** Begin MATERIAL SHOWN **

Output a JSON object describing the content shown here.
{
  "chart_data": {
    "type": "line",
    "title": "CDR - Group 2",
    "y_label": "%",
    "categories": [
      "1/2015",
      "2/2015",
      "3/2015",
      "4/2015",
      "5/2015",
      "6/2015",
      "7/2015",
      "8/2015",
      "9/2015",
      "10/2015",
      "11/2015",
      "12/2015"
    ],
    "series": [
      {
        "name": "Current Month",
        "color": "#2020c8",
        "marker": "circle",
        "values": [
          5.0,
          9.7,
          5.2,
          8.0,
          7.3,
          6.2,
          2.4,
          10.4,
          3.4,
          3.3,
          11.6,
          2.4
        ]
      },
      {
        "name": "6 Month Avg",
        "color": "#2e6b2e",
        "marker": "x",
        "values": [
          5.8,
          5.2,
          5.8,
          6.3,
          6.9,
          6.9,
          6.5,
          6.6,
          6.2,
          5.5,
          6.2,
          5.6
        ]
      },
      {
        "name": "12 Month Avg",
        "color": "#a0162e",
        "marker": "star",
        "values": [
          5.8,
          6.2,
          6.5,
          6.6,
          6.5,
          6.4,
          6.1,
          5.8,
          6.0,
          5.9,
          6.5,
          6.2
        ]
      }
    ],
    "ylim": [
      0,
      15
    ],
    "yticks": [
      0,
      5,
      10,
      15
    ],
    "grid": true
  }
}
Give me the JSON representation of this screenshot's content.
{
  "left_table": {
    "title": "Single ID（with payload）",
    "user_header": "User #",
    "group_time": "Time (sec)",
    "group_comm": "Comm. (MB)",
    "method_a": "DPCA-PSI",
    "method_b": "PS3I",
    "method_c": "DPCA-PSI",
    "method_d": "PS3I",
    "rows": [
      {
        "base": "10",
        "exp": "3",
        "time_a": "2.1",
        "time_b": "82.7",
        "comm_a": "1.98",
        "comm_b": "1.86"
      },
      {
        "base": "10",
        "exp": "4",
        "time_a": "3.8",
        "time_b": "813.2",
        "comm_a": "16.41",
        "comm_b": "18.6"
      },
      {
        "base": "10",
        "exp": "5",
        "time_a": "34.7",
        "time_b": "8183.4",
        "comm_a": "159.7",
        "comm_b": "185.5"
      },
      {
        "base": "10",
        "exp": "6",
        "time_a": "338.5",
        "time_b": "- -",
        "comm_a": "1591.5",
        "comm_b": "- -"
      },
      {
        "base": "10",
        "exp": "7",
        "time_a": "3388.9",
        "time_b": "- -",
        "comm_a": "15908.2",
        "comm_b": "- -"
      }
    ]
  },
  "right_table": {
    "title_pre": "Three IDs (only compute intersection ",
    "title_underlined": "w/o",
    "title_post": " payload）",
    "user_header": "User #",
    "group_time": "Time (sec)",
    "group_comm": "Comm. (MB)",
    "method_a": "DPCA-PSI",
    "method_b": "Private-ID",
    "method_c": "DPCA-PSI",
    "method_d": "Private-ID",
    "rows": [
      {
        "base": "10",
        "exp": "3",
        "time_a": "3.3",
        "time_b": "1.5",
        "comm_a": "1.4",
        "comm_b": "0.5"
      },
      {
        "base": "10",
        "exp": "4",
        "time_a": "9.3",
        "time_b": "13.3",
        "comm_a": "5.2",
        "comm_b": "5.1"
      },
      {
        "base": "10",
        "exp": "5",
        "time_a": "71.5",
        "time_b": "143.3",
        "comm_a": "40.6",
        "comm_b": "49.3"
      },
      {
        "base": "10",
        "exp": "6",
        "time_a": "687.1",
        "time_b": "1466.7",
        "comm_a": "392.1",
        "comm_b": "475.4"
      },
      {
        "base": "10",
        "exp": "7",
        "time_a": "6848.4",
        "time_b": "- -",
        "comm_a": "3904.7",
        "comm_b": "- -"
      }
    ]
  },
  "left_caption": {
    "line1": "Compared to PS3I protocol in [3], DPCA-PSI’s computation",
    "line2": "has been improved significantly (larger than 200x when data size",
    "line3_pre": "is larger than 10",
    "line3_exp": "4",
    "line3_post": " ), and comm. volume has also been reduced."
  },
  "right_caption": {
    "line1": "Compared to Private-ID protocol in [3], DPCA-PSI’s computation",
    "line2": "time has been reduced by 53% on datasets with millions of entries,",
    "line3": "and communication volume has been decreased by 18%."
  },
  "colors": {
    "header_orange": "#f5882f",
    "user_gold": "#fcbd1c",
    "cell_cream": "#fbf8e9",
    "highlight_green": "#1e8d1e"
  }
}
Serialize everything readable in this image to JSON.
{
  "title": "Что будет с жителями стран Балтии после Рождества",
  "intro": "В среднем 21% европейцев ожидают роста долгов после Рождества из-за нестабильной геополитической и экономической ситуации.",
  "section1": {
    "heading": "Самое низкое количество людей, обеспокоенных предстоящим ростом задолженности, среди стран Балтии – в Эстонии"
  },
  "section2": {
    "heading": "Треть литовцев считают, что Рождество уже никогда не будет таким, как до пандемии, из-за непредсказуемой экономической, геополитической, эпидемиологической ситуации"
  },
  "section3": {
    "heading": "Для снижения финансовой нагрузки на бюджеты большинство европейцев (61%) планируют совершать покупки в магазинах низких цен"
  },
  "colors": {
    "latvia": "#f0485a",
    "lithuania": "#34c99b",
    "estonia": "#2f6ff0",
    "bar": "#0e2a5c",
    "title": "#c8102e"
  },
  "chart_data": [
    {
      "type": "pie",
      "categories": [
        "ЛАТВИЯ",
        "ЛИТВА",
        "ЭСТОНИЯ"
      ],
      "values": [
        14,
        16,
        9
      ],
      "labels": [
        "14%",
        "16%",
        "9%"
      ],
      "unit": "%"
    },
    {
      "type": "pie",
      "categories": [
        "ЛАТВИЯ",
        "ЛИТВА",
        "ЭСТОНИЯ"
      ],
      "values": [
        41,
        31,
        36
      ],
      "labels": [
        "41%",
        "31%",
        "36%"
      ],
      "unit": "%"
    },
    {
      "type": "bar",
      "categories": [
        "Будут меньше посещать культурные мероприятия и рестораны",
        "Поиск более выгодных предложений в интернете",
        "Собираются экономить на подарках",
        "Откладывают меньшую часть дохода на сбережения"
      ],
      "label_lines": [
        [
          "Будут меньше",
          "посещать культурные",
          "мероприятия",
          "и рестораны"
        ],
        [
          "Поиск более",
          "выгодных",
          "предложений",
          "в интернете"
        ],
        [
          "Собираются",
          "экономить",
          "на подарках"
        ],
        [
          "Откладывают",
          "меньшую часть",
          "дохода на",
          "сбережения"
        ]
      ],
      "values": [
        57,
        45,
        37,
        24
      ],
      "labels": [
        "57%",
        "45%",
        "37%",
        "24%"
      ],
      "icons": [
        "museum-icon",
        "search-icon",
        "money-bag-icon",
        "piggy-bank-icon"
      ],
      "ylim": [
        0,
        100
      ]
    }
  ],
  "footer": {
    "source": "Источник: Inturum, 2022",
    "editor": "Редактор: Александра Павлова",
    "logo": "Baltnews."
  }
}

** End MATERIAL SHOWN **

■ DIRECTION: Extract all of the data above and output it character for character.

■ EXERCISE SOLUTION:
Output a JSON object describing the content shown here.
{
  "chart_data": {
    "type": "line",
    "title": "CDR - Group 2",
    "y_label": "%",
    "categories": [
      "1/2015",
      "2/2015",
      "3/2015",
      "4/2015",
      "5/2015",
      "6/2015",
      "7/2015",
      "8/2015",
      "9/2015",
      "10/2015",
      "11/2015",
      "12/2015"
    ],
    "series": [
      {
        "name": "Current Month",
        "color": "#2020c8",
        "marker": "circle",
        "values": [
          5.0,
          9.7,
          5.2,
          8.0,
          7.3,
          6.2,
          2.4,
          10.4,
          3.4,
          3.3,
          11.6,
          2.4
        ]
      },
      {
        "name": "6 Month Avg",
        "color": "#2e6b2e",
        "marker": "x",
        "values": [
          5.8,
          5.2,
          5.8,
          6.3,
          6.9,
          6.9,
          6.5,
          6.6,
          6.2,
          5.5,
          6.2,
          5.6
        ]
      },
      {
        "name": "12 Month Avg",
        "color": "#a0162e",
        "marker": "star",
        "values": [
          5.8,
          6.2,
          6.5,
          6.6,
          6.5,
          6.4,
          6.1,
          5.8,
          6.0,
          5.9,
          6.5,
          6.2
        ]
      }
    ],
    "ylim": [
      0,
      15
    ],
    "yticks": [
      0,
      5,
      10,
      15
    ],
    "grid": true
  }
}
Give me the JSON representation of this screenshot's content.
{
  "left_table": {
    "title": "Single ID（with payload）",
    "user_header": "User #",
    "group_time": "Time (sec)",
    "group_comm": "Comm. (MB)",
    "method_a": "DPCA-PSI",
    "method_b": "PS3I",
    "method_c": "DPCA-PSI",
    "method_d": "PS3I",
    "rows": [
      {
        "base": "10",
        "exp": "3",
        "time_a": "2.1",
        "time_b": "82.7",
        "comm_a": "1.98",
        "comm_b": "1.86"
      },
      {
        "base": "10",
        "exp": "4",
        "time_a": "3.8",
        "time_b": "813.2",
        "comm_a": "16.41",
        "comm_b": "18.6"
      },
      {
        "base": "10",
        "exp": "5",
        "time_a": "34.7",
        "time_b": "8183.4",
        "comm_a": "159.7",
        "comm_b": "185.5"
      },
      {
        "base": "10",
        "exp": "6",
        "time_a": "338.5",
        "time_b": "- -",
        "comm_a": "1591.5",
        "comm_b": "- -"
      },
      {
        "base": "10",
        "exp": "7",
        "time_a": "3388.9",
        "time_b": "- -",
        "comm_a": "15908.2",
        "comm_b": "- -"
      }
    ]
  },
  "right_table": {
    "title_pre": "Three IDs (only compute intersection ",
    "title_underlined": "w/o",
    "title_post": " payload）",
    "user_header": "User #",
    "group_time": "Time (sec)",
    "group_comm": "Comm. (MB)",
    "method_a": "DPCA-PSI",
    "method_b": "Private-ID",
    "method_c": "DPCA-PSI",
    "method_d": "Private-ID",
    "rows": [
      {
        "base": "10",
        "exp": "3",
        "time_a": "3.3",
        "time_b": "1.5",
        "comm_a": "1.4",
        "comm_b": "0.5"
      },
      {
        "base": "10",
        "exp": "4",
        "time_a": "9.3",
        "time_b": "13.3",
        "comm_a": "5.2",
        "comm_b": "5.1"
      },
      {
        "base": "10",
        "exp": "5",
        "time_a": "71.5",
        "time_b": "143.3",
        "comm_a": "40.6",
        "comm_b": "49.3"
      },
      {
        "base": "10",
        "exp": "6",
        "time_a": "687.1",
        "time_b": "1466.7",
        "comm_a": "392.1",
        "comm_b": "475.4"
      },
      {
        "base": "10",
        "exp": "7",
        "time_a": "6848.4",
        "time_b": "- -",
        "comm_a": "3904.7",
        "comm_b": "- -"
      }
    ]
  },
  "left_caption": {
    "line1": "Compared to PS3I protocol in [3], DPCA-PSI’s computation",
    "line2": "has been improved significantly (larger than 200x when data size",
    "line3_pre": "is larger than 10",
    "line3_exp": "4",
    "line3_post": " ), and comm. volume has also been reduced."
  },
  "right_caption": {
    "line1": "Compared to Private-ID protocol in [3], DPCA-PSI’s computation",
    "line2": "time has been reduced by 53% on datasets with millions of entries,",
    "line3": "and communication volume has been decreased by 18%."
  },
  "colors": {
    "header_orange": "#f5882f",
    "user_gold": "#fcbd1c",
    "cell_cream": "#fbf8e9",
    "highlight_green": "#1e8d1e"
  }
}
Serialize everything readable in this image to JSON.
{
  "title": "Что будет с жителями стран Балтии после Рождества",
  "intro": "В среднем 21% европейцев ожидают роста долгов после Рождества из-за нестабильной геополитической и экономической ситуации.",
  "section1": {
    "heading": "Самое низкое количество людей, обеспокоенных предстоящим ростом задолженности, среди стран Балтии – в Эстонии"
  },
  "section2": {
    "heading": "Треть литовцев считают, что Рождество уже никогда не будет таким, как до пандемии, из-за непредсказуемой экономической, геополитической, эпидемиологической ситуации"
  },
  "section3": {
    "heading": "Для снижения финансовой нагрузки на бюджеты большинство европейцев (61%) планируют совершать покупки в магазинах низких цен"
  },
  "colors": {
    "latvia": "#f0485a",
    "lithuania": "#34c99b",
    "estonia": "#2f6ff0",
    "bar": "#0e2a5c",
    "title": "#c8102e"
  },
  "chart_data": [
    {
      "type": "pie",
      "categories": [
        "ЛАТВИЯ",
        "ЛИТВА",
        "ЭСТОНИЯ"
      ],
      "values": [
        14,
        16,
        9
      ],
      "labels": [
        "14%",
        "16%",
        "9%"
      ],
      "unit": "%"
    },
    {
      "type": "pie",
      "categories": [
        "ЛАТВИЯ",
        "ЛИТВА",
        "ЭСТОНИЯ"
      ],
      "values": [
        41,
        31,
        36
      ],
      "labels": [
        "41%",
        "31%",
        "36%"
      ],
      "unit": "%"
    },
    {
      "type": "bar",
      "categories": [
        "Будут меньше посещать культурные мероприятия и рестораны",
        "Поиск более выгодных предложений в интернете",
        "Собираются экономить на подарках",
        "Откладывают меньшую часть дохода на сбережения"
      ],
      "label_lines": [
        [
          "Будут меньше",
          "посещать культурные",
          "мероприятия",
          "и рестораны"
        ],
        [
          "Поиск более",
          "выгодных",
          "предложений",
          "в интернете"
        ],
        [
          "Собираются",
          "экономить",
          "на подарках"
        ],
        [
          "Откладывают",
          "меньшую часть",
          "дохода на",
          "сбережения"
        ]
      ],
      "values": [
        57,
        45,
        37,
        24
      ],
      "labels": [
        "57%",
        "45%",
        "37%",
        "24%"
      ],
      "icons": [
        "museum-icon",
        "search-icon",
        "money-bag-icon",
        "piggy-bank-icon"
      ],
      "ylim": [
        0,
        100
      ]
    }
  ],
  "footer": {
    "source": "Источник: Inturum, 2022",
    "editor": "Редактор: Александра Павлова",
    "logo": "Baltnews."
  }
}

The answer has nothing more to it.